[Job] Copy each line of the records that contains the word "title".

[Records for the task]
——————————

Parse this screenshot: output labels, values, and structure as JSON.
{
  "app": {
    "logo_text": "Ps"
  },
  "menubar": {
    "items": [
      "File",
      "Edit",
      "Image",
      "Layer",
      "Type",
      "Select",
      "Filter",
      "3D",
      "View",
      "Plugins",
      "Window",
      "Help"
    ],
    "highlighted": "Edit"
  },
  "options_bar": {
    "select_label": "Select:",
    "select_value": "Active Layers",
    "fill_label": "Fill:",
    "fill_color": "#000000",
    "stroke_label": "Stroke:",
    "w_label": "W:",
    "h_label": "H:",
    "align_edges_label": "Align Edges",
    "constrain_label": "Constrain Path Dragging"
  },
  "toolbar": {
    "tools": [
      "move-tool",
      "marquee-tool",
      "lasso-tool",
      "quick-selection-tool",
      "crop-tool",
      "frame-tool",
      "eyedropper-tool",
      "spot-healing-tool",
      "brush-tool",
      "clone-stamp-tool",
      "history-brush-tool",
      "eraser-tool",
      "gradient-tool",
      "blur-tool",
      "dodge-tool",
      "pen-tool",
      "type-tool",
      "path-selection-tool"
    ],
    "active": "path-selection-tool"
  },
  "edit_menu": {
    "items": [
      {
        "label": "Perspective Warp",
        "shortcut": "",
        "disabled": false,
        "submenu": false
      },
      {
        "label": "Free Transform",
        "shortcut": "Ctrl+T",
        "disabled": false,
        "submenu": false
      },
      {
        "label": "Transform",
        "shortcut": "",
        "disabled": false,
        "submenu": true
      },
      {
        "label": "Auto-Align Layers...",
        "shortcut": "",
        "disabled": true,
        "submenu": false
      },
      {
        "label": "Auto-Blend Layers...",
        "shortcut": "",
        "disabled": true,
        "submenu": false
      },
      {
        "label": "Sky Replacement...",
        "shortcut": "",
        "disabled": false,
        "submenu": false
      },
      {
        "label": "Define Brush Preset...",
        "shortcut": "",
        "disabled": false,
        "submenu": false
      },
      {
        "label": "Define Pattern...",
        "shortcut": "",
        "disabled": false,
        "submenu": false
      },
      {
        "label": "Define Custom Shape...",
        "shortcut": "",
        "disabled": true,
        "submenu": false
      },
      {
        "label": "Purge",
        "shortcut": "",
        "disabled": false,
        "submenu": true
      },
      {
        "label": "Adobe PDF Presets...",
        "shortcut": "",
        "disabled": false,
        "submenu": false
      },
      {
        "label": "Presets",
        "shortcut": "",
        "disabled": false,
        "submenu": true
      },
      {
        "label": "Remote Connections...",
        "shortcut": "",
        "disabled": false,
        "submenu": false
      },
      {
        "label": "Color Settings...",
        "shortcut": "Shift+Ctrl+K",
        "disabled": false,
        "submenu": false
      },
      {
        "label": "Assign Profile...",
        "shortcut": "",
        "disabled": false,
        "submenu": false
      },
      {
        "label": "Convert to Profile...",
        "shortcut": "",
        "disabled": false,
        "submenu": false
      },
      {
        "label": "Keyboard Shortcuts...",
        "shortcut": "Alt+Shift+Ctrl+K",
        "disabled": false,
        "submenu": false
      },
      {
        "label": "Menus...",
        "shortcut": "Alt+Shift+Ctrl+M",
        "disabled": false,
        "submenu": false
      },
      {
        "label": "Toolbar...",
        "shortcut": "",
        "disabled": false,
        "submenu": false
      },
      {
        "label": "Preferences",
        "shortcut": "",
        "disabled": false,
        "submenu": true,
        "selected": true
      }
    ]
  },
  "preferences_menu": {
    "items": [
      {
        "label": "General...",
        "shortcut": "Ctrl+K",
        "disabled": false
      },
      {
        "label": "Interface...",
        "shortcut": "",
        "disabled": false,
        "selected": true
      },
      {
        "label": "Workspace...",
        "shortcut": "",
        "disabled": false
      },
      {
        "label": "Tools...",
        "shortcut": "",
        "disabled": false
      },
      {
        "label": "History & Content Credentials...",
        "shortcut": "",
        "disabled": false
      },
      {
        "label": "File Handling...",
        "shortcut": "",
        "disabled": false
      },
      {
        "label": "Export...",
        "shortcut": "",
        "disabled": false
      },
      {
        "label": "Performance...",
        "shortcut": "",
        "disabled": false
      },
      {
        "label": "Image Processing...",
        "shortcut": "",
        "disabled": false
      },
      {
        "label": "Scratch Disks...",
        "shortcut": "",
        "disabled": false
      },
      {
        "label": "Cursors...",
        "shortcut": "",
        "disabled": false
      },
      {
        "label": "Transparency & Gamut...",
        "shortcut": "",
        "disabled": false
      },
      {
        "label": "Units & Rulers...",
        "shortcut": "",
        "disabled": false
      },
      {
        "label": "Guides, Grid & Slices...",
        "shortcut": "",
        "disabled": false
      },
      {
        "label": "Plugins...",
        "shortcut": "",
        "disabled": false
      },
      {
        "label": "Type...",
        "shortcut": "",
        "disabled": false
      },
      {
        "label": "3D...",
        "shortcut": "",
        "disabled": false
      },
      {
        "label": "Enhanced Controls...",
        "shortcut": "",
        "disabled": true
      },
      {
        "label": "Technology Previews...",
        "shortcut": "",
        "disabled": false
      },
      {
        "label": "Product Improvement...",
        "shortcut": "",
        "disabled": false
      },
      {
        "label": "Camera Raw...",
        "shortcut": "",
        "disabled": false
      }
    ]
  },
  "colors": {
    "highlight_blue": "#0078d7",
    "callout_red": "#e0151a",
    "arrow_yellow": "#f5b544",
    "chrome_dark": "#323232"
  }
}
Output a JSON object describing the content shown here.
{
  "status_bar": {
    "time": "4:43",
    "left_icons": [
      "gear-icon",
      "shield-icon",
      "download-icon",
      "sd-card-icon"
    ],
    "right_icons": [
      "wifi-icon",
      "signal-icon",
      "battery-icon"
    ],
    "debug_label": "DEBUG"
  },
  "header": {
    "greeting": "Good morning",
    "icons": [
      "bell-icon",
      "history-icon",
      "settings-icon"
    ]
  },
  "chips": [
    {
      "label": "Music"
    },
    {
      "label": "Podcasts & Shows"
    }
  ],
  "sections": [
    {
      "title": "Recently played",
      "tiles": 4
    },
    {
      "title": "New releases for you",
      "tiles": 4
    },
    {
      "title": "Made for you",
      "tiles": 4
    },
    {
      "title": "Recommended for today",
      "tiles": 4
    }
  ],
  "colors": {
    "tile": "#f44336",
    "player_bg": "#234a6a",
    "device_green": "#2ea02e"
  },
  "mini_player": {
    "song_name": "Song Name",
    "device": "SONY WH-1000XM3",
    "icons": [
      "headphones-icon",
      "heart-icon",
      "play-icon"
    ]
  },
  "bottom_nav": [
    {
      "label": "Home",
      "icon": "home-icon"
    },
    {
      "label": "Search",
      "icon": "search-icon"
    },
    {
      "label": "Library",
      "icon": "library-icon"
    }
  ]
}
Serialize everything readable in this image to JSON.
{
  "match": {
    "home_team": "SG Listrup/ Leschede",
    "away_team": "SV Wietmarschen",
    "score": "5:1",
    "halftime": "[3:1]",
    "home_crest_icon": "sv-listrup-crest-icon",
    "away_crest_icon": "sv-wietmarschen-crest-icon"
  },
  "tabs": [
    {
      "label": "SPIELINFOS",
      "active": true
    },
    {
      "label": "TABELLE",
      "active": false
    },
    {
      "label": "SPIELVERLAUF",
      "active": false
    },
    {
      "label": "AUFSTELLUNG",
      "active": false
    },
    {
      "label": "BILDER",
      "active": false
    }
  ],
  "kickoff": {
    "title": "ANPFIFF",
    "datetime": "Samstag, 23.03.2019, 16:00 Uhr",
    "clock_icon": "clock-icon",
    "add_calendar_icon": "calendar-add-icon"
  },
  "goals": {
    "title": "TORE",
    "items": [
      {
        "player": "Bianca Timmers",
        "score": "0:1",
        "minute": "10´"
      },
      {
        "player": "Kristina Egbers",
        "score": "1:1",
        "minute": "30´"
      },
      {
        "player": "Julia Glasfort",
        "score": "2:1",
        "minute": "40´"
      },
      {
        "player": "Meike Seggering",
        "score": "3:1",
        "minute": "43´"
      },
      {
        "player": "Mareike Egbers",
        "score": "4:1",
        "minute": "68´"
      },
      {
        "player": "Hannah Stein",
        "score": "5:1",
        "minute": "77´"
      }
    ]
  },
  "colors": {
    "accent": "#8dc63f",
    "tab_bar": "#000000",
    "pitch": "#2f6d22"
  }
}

——————————

[Written answer]
      "title": "Recently played",
      "title": "New releases for you",
      "title": "Made for you",
      "title": "Recommended for today",
    "title": "ANPFIFF",
    "title": "TORE",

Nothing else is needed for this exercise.